— start of Records —

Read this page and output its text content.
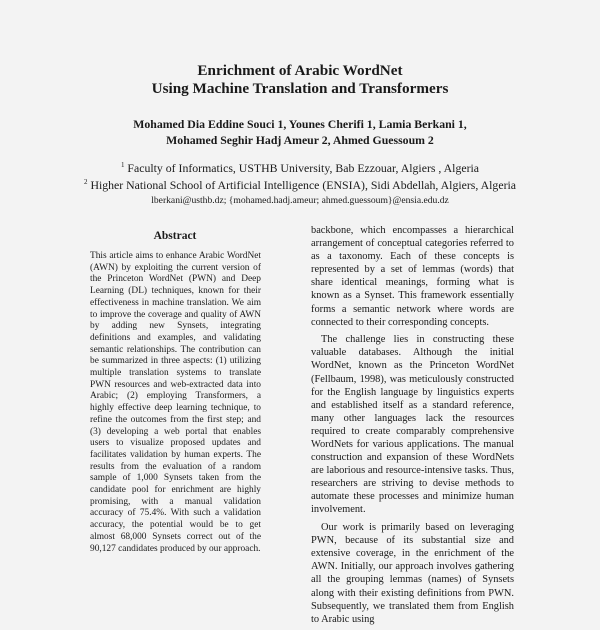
Enrichment of Arabic WordNet
Using Machine Translation and Transformers
Mohamed Dia Eddine Souci 1, Younes Cherifi 1, Lamia Berkani 1,
Mohamed Seghir Hadj Ameur 2, Ahmed Guessoum 2
$^1$ Faculty of Informatics, USTHB University, Bab Ezzouar, Algiers , Algeria
$^2$ Higher National School of Artificial Intelligence (ENSIA), Sidi Abdellah, Algiers, Algeria
lberkani@usthb.dz; {mohamed.hadj.ameur; ahmed.guessoum}@ensia.edu.dz
Abstract

This article aims to enhance Arabic WordNet (AWN) by exploiting the current version of the Princeton WordNet (PWN) and Deep Learning (DL) techniques, known for their effectiveness in machine translation. We aim to improve the coverage and quality of AWN by adding new Synsets, integrating definitions and examples, and validating semantic relationships. The contribution can be summarized in three aspects: (1) utilizing multiple translation systems to translate PWN resources and web-extracted data into Arabic; (2) employing Transformers, a highly effective deep learning technique, to refine the outcomes from the first step; and (3) developing a web portal that enables users to visualize proposed updates and facilitates validation by human experts. The results from the evaluation of a random sample of 1,000 Synsets taken from the candidate pool for enrichment are highly promising, with a manual validation accuracy of 75.4%. With such a validation accuracy, the potential would be to get almost 68,000 Synsets correct out of the 90,127 candidates produced by our approach.

backbone, which encompasses a hierarchical arrangement of conceptual categories referred to as a taxonomy. Each of these concepts is represented by a set of lemmas (words) that share identical meanings, forming what is known as a Synset. This framework essentially forms a semantic network where words are connected to their corresponding concepts.

The challenge lies in constructing these valuable databases. Although the initial WordNet, known as the Princeton WordNet (Fellbaum, 1998), was meticulously constructed for the English language by linguistics experts and established itself as a standard reference, many other languages lack the resources required to create comparably comprehensive WordNets for various applications. The manual construction and expansion of these WordNets are laborious and resource-intensive tasks. Thus, researchers are striving to devise methods to automate these processes and minimize human involvement.

Our work is primarily based on leveraging PWN, because of its substantial size and extensive coverage, in the enrichment of the AWN. Initially, our approach involves gathering all the grouping lemmas (names) of Synsets along with their existing definitions from PWN. Subsequently, we translated them from English to Arabic using
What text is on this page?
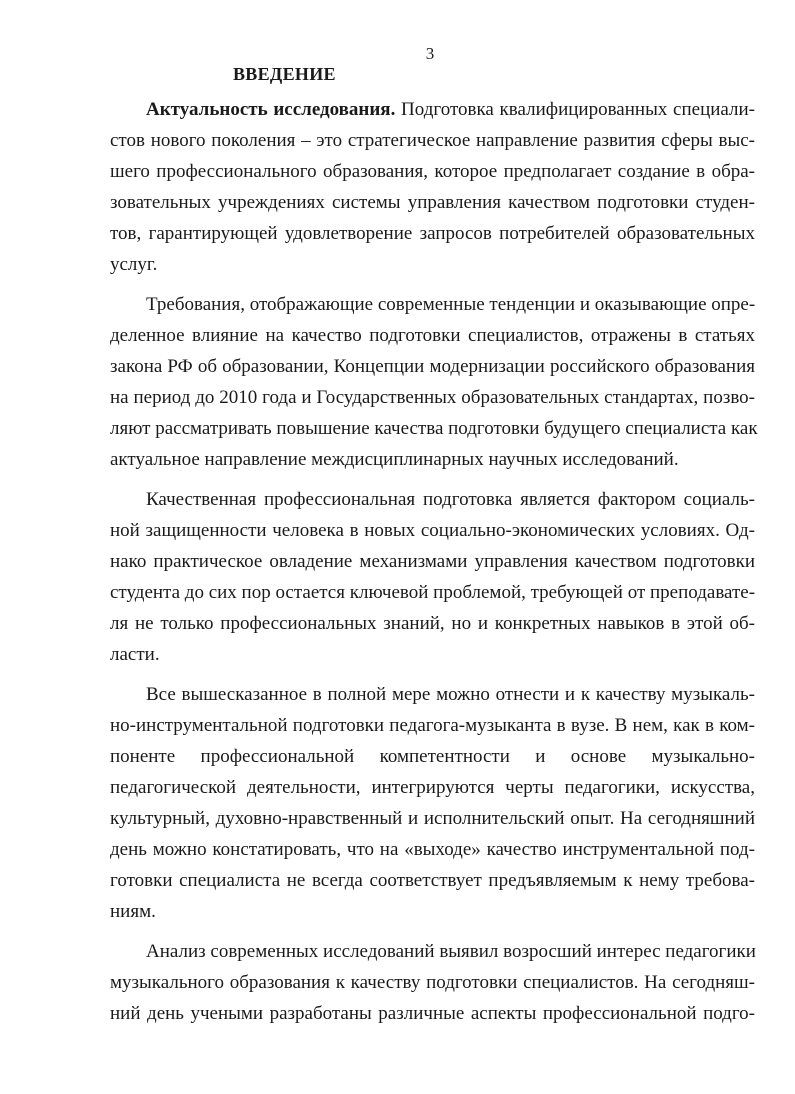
3
ВВЕДЕНИЕ
Актуальность исследования. Подготовка квалифицированных специали-
стов нового поколения – это стратегическое направление развития сферы выс-
шего профессионального образования, которое предполагает создание в обра-
зовательных учреждениях системы управления качеством подготовки студен-
тов, гарантирующей удовлетворение запросов потребителей образовательных
услуг.
Требования, отображающие современные тенденции и оказывающие опре-
деленное влияние на качество подготовки специалистов, отражены в статьях
закона РФ об образовании, Концепции модернизации российского образования
на период до 2010 года и Государственных образовательных стандартах, позво-
ляют рассматривать повышение качества подготовки будущего специалиста как
актуальное направление междисциплинарных научных исследований.
Качественная профессиональная подготовка является фактором социаль-
ной защищенности человека в новых социально-экономических условиях. Од-
нако практическое овладение механизмами управления качеством подготовки
студента до сих пор остается ключевой проблемой, требующей от преподавате-
ля не только профессиональных знаний, но и конкретных навыков в этой об-
ласти.
Все вышесказанное в полной мере можно отнести и к качеству музыкаль-
но-инструментальной подготовки педагога-музыканта в вузе. В нем, как в ком-
поненте профессиональной компетентности и основе музыкально-
педагогической деятельности, интегрируются черты педагогики, искусства,
культурный, духовно-нравственный и исполнительский опыт. На сегодняшний
день можно констатировать, что на «выходе» качество инструментальной под-
готовки специалиста не всегда соответствует предъявляемым к нему требова-
ниям.
Анализ современных исследований выявил возросший интерес педагогики
музыкального образования к качеству подготовки специалистов. На сегодняш-
ний день учеными разработаны различные аспекты профессиональной подго-
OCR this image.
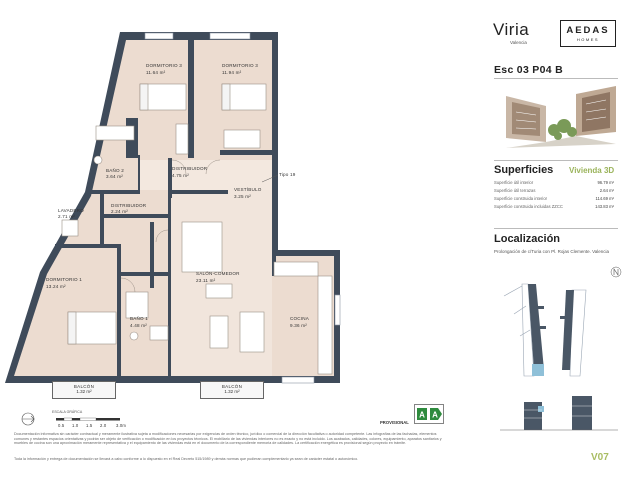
DORMITORIO 3
11.64 m²
DORMITORIO 3
11.94 m²
BAÑO 2
3.64 m²
DISTRIBUIDOR
4.75 m²
VESTÍBULO
3.25 m²
LAVADERO
2.71 m²
DISTRIBUIDOR
2.24 m²
SALÓN-COMEDOR
23.11 m²
DORMITORIO 1
13.24 m²
BAÑO 1
4.48 m²
COCINA
9.36 m²
Tipo 19
0.5 1.0 1.5 2.0 3.0m
ESCALA GRÁFICA
BALCÓN
1.32 m²
BALCÓN
1.32 m²
PROVISIONAL
A A
Documentación informativa sin carácter contractual y meramente ilustrativa sujeta a modificaciones necesarias por exigencias de orden técnico, jurídico o comercial de la dirección facultativa o autoridad competente. Las infografías de las fachadas, elementos comunes y restantes espacios orientativas y podrán ser objeto de verificación o modificación en los proyectos técnicos. El mobiliario de las viviendas interiores no es exacto y no está incluido. Los acabados, calidades, colores, equipamiento, aparatos sanitarios y muebles de cocina son una aproximación meramente representativa y el equipamiento de las viviendas está en el documento de la correspondiente memoria de calidades. La certificación energética es provisional según proyecto en trámite.
Toda la información y entrega de documentación se llevará a cabo conforme a lo dispuesto en el Real Decreto 515/1989 y demás normas que pudieran complementarlo ya sean de carácter estatal o autonómico.
Viria
Valencia
AEDAS
HOMES
Esc 03 P04 B
Superficies Vivienda 3D
Superficie útil interior	96.79 m²
Superficie útil terrazas	2.64 m²
Superficie construida interior	114.69 m²
Superficie construida incluidas ZZCC	143.83 m²
Localización
Prolongación de c/Turia con Pl. Rojas Clemente. Valencia
V07
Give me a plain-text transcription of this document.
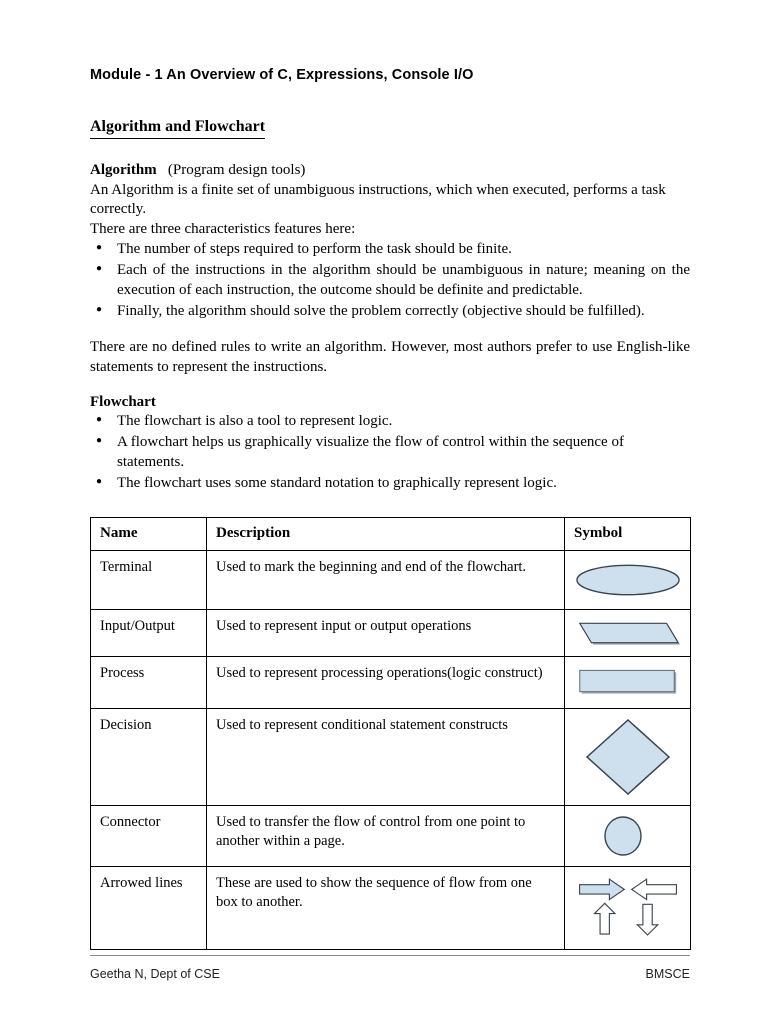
Module - 1 An Overview of C, Expressions, Console I/O
Algorithm and Flowchart
Algorithm (Program design tools)

An Algorithm is a finite set of unambiguous instructions, which when executed, performs a task correctly.

There are three characteristics features here:

● The number of steps required to perform the task should be finite.
● Each of the instructions in the algorithm should be unambiguous in nature; meaning on the execution of each instruction, the outcome should be definite and predictable.
● Finally, the algorithm should solve the problem correctly (objective should be fulfilled).

There are no defined rules to write an algorithm. However, most authors prefer to use English-like statements to represent the instructions.

Flowchart
● The flowchart is also a tool to represent logic.
● A flowchart helps us graphically visualize the flow of control within the sequence of statements.
● The flowchart uses some standard notation to graphically represent logic.
Name	Description	Symbol
Terminal	Used to mark the beginning and end of the flowchart.	

Input/Output	Used to represent input or output operations	

Process	Used to represent processing operations(logic construct)	

Decision	Used to represent conditional statement constructs	

Connector	Used to transfer the flow of control from one point to another within a page.	

Arrowed lines	These are used to show the sequence of flow from one box to another.	
Geetha N, Dept of CSE	BMSCE
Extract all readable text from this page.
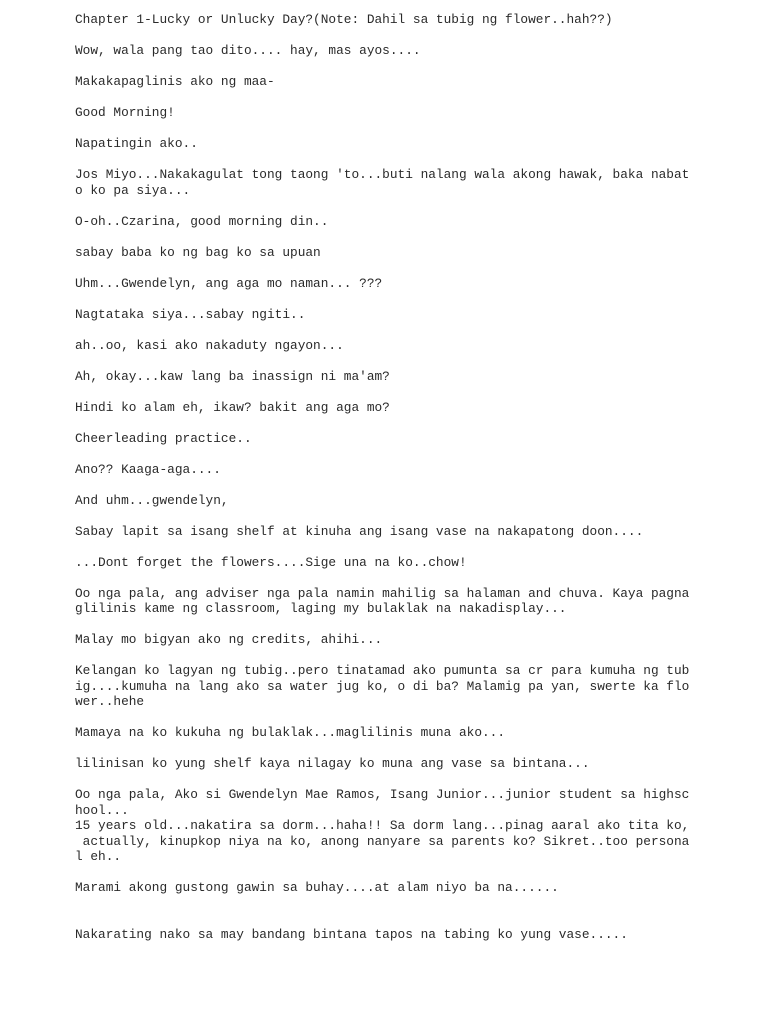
Chapter 1-Lucky or Unlucky Day?(Note: Dahil sa tubig ng flower..hah??)

Wow, wala pang tao dito.... hay, mas ayos....

Makakapaglinis ako ng maa-

Good Morning!

Napatingin ako..

Jos Miyo...Nakakagulat tong taong 'to...buti nalang wala akong hawak, baka nabat
o ko pa siya...

O-oh..Czarina, good morning din..

sabay baba ko ng bag ko sa upuan

Uhm...Gwendelyn, ang aga mo naman... ???

Nagtataka siya...sabay ngiti..

ah..oo, kasi ako nakaduty ngayon...

Ah, okay...kaw lang ba inassign ni ma'am?

Hindi ko alam eh, ikaw? bakit ang aga mo?

Cheerleading practice..

Ano?? Kaaga-aga....

And uhm...gwendelyn,

Sabay lapit sa isang shelf at kinuha ang isang vase na nakapatong doon....

...Dont forget the flowers....Sige una na ko..chow!

Oo nga pala, ang adviser nga pala namin mahilig sa halaman and chuva. Kaya pagna
glilinis kame ng classroom, laging my bulaklak na nakadisplay...

Malay mo bigyan ako ng credits, ahihi...

Kelangan ko lagyan ng tubig..pero tinatamad ako pumunta sa cr para kumuha ng tub
ig....kumuha na lang ako sa water jug ko, o di ba? Malamig pa yan, swerte ka flo
wer..hehe

Mamaya na ko kukuha ng bulaklak...maglilinis muna ako...

lilinisan ko yung shelf kaya nilagay ko muna ang vase sa bintana...

Oo nga pala, Ako si Gwendelyn Mae Ramos, Isang Junior...junior student sa highsc
hool...

15 years old...nakatira sa dorm...haha!! Sa dorm lang...pinag aaral ako tita ko,
actually, kinupkop niya na ko, anong nanyare sa parents ko? Sikret..too persona
l eh..

Marami akong gustong gawin sa buhay....at alam niyo ba na......

Nakarating nako sa may bandang bintana tapos na tabing ko yung vase.....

— end of Records —

● **Given request**: All lines from the one containing "Extract all readable text from this page." through the end of the entries, both ends included, should be written out exactly, with no pictures.

● **Exercise solution**:
Extract all readable text from this page.
Chapter 1-Lucky or Unlucky Day?(Note: Dahil sa tubig ng flower..hah??)

Wow, wala pang tao dito.... hay, mas ayos....

Makakapaglinis ako ng maa-

Good Morning!

Napatingin ako..

Jos Miyo...Nakakagulat tong taong 'to...buti nalang wala akong hawak, baka nabat
o ko pa siya...

O-oh..Czarina, good morning din..

sabay baba ko ng bag ko sa upuan

Uhm...Gwendelyn, ang aga mo naman... ???

Nagtataka siya...sabay ngiti..

ah..oo, kasi ako nakaduty ngayon...

Ah, okay...kaw lang ba inassign ni ma'am?

Hindi ko alam eh, ikaw? bakit ang aga mo?

Cheerleading practice..

Ano?? Kaaga-aga....

And uhm...gwendelyn,

Sabay lapit sa isang shelf at kinuha ang isang vase na nakapatong doon....

...Dont forget the flowers....Sige una na ko..chow!

Oo nga pala, ang adviser nga pala namin mahilig sa halaman and chuva. Kaya pagna
glilinis kame ng classroom, laging my bulaklak na nakadisplay...

Malay mo bigyan ako ng credits, ahihi...

Kelangan ko lagyan ng tubig..pero tinatamad ako pumunta sa cr para kumuha ng tub
ig....kumuha na lang ako sa water jug ko, o di ba? Malamig pa yan, swerte ka flo
wer..hehe

Mamaya na ko kukuha ng bulaklak...maglilinis muna ako...

lilinisan ko yung shelf kaya nilagay ko muna ang vase sa bintana...

Oo nga pala, Ako si Gwendelyn Mae Ramos, Isang Junior...junior student sa highsc
hool...

15 years old...nakatira sa dorm...haha!! Sa dorm lang...pinag aaral ako tita ko,
actually, kinupkop niya na ko, anong nanyare sa parents ko? Sikret..too persona
l eh..

Marami akong gustong gawin sa buhay....at alam niyo ba na......

Nakarating nako sa may bandang bintana tapos na tabing ko yung vase.....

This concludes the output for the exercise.